> _EXTRACTED DATA_
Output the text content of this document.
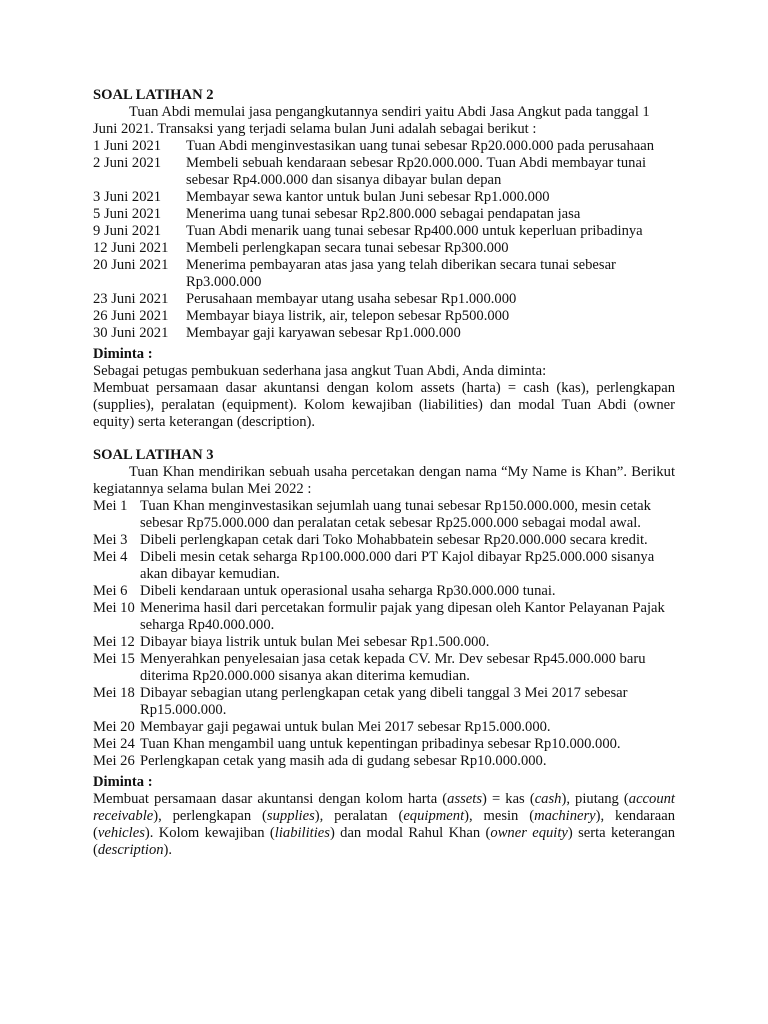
SOAL LATIHAN 2

Tuan Abdi memulai jasa pengangkutannya sendiri yaitu Abdi Jasa Angkut pada tanggal 1 Juni 2021. Transaksi yang terjadi selama bulan Juni adalah sebagai berikut :

1 Juni 2021	Tuan Abdi menginvestasikan uang tunai sebesar Rp20.000.000 pada perusahaan
2 Juni 2021	Membeli sebuah kendaraan sebesar Rp20.000.000. Tuan Abdi membayar tunai sebesar Rp4.000.000 dan sisanya dibayar bulan depan
3 Juni 2021	Membayar sewa kantor untuk bulan Juni sebesar Rp1.000.000
5 Juni 2021	Menerima uang tunai sebesar Rp2.800.000 sebagai pendapatan jasa
9 Juni 2021	Tuan Abdi menarik uang tunai sebesar Rp400.000 untuk keperluan pribadinya
12 Juni 2021	Membeli perlengkapan secara tunai sebesar Rp300.000
20 Juni 2021	Menerima pembayaran atas jasa yang telah diberikan secara tunai sebesar Rp3.000.000
23 Juni 2021	Perusahaan membayar utang usaha sebesar Rp1.000.000
26 Juni 2021	Membayar biaya listrik, air, telepon sebesar Rp500.000
30 Juni 2021	Membayar gaji karyawan sebesar Rp1.000.000

Diminta :

Sebagai petugas pembukuan sederhana jasa angkut Tuan Abdi, Anda diminta:

Membuat persamaan dasar akuntansi dengan kolom assets (harta) = cash (kas), perlengkapan (supplies), peralatan (equipment). Kolom kewajiban (liabilities) dan modal Tuan Abdi (owner equity) serta keterangan (description).

SOAL LATIHAN 3

Tuan Khan mendirikan sebuah usaha percetakan dengan nama “My Name is Khan”. Berikut kegiatannya selama bulan Mei 2022 :

Mei 1 Tuan Khan menginvestasikan sejumlah uang tunai sebesar Rp150.000.000, mesin cetak sebesar Rp75.000.000 dan peralatan cetak sebesar Rp25.000.000 sebagai modal awal.
Mei 3 Dibeli perlengkapan cetak dari Toko Mohabbatein sebesar Rp20.000.000 secara kredit.
Mei 4 Dibeli mesin cetak seharga Rp100.000.000 dari PT Kajol dibayar Rp25.000.000 sisanya akan dibayar kemudian.
Mei 6 Dibeli kendaraan untuk operasional usaha seharga Rp30.000.000 tunai.
Mei 10 Menerima hasil dari percetakan formulir pajak yang dipesan oleh Kantor Pelayanan Pajak seharga Rp40.000.000.
Mei 12 Dibayar biaya listrik untuk bulan Mei sebesar Rp1.500.000.
Mei 15 Menyerahkan penyelesaian jasa cetak kepada CV. Mr. Dev sebesar Rp45.000.000 baru diterima Rp20.000.000 sisanya akan diterima kemudian.
Mei 18 Dibayar sebagian utang perlengkapan cetak yang dibeli tanggal 3 Mei 2017 sebesar Rp15.000.000.
Mei 20 Membayar gaji pegawai untuk bulan Mei 2017 sebesar Rp15.000.000.
Mei 24 Tuan Khan mengambil uang untuk kepentingan pribadinya sebesar Rp10.000.000.
Mei 26 Perlengkapan cetak yang masih ada di gudang sebesar Rp10.000.000.

Diminta :

Membuat persamaan dasar akuntansi dengan kolom harta (assets) = kas (cash), piutang (account receivable), perlengkapan (supplies), peralatan (equipment), mesin (machinery), kendaraan (vehicles). Kolom kewajiban (liabilities) dan modal Rahul Khan (owner equity) serta keterangan (description).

> _EXERCISE DETAILS_
Repeat the data exactly, dropping every picture it holds.

> _OUTPUT FOR THIS TASK_
Output the text content of this document.
SOAL LATIHAN 2

Tuan Abdi memulai jasa pengangkutannya sendiri yaitu Abdi Jasa Angkut pada tanggal 1 Juni 2021. Transaksi yang terjadi selama bulan Juni adalah sebagai berikut :

1 Juni 2021	Tuan Abdi menginvestasikan uang tunai sebesar Rp20.000.000 pada perusahaan
2 Juni 2021	Membeli sebuah kendaraan sebesar Rp20.000.000. Tuan Abdi membayar tunai sebesar Rp4.000.000 dan sisanya dibayar bulan depan
3 Juni 2021	Membayar sewa kantor untuk bulan Juni sebesar Rp1.000.000
5 Juni 2021	Menerima uang tunai sebesar Rp2.800.000 sebagai pendapatan jasa
9 Juni 2021	Tuan Abdi menarik uang tunai sebesar Rp400.000 untuk keperluan pribadinya
12 Juni 2021	Membeli perlengkapan secara tunai sebesar Rp300.000
20 Juni 2021	Menerima pembayaran atas jasa yang telah diberikan secara tunai sebesar Rp3.000.000
23 Juni 2021	Perusahaan membayar utang usaha sebesar Rp1.000.000
26 Juni 2021	Membayar biaya listrik, air, telepon sebesar Rp500.000
30 Juni 2021	Membayar gaji karyawan sebesar Rp1.000.000

Diminta :

Sebagai petugas pembukuan sederhana jasa angkut Tuan Abdi, Anda diminta:

Membuat persamaan dasar akuntansi dengan kolom assets (harta) = cash (kas), perlengkapan (supplies), peralatan (equipment). Kolom kewajiban (liabilities) dan modal Tuan Abdi (owner equity) serta keterangan (description).

SOAL LATIHAN 3

Tuan Khan mendirikan sebuah usaha percetakan dengan nama “My Name is Khan”. Berikut kegiatannya selama bulan Mei 2022 :

Mei 1 Tuan Khan menginvestasikan sejumlah uang tunai sebesar Rp150.000.000, mesin cetak sebesar Rp75.000.000 dan peralatan cetak sebesar Rp25.000.000 sebagai modal awal.
Mei 3 Dibeli perlengkapan cetak dari Toko Mohabbatein sebesar Rp20.000.000 secara kredit.
Mei 4 Dibeli mesin cetak seharga Rp100.000.000 dari PT Kajol dibayar Rp25.000.000 sisanya akan dibayar kemudian.
Mei 6 Dibeli kendaraan untuk operasional usaha seharga Rp30.000.000 tunai.
Mei 10 Menerima hasil dari percetakan formulir pajak yang dipesan oleh Kantor Pelayanan Pajak seharga Rp40.000.000.
Mei 12 Dibayar biaya listrik untuk bulan Mei sebesar Rp1.500.000.
Mei 15 Menyerahkan penyelesaian jasa cetak kepada CV. Mr. Dev sebesar Rp45.000.000 baru diterima Rp20.000.000 sisanya akan diterima kemudian.
Mei 18 Dibayar sebagian utang perlengkapan cetak yang dibeli tanggal 3 Mei 2017 sebesar Rp15.000.000.
Mei 20 Membayar gaji pegawai untuk bulan Mei 2017 sebesar Rp15.000.000.
Mei 24 Tuan Khan mengambil uang untuk kepentingan pribadinya sebesar Rp10.000.000.
Mei 26 Perlengkapan cetak yang masih ada di gudang sebesar Rp10.000.000.

Diminta :

Membuat persamaan dasar akuntansi dengan kolom harta (assets) = kas (cash), piutang (account receivable), perlengkapan (supplies), peralatan (equipment), mesin (machinery), kendaraan (vehicles). Kolom kewajiban (liabilities) dan modal Rahul Khan (owner equity) serta keterangan (description).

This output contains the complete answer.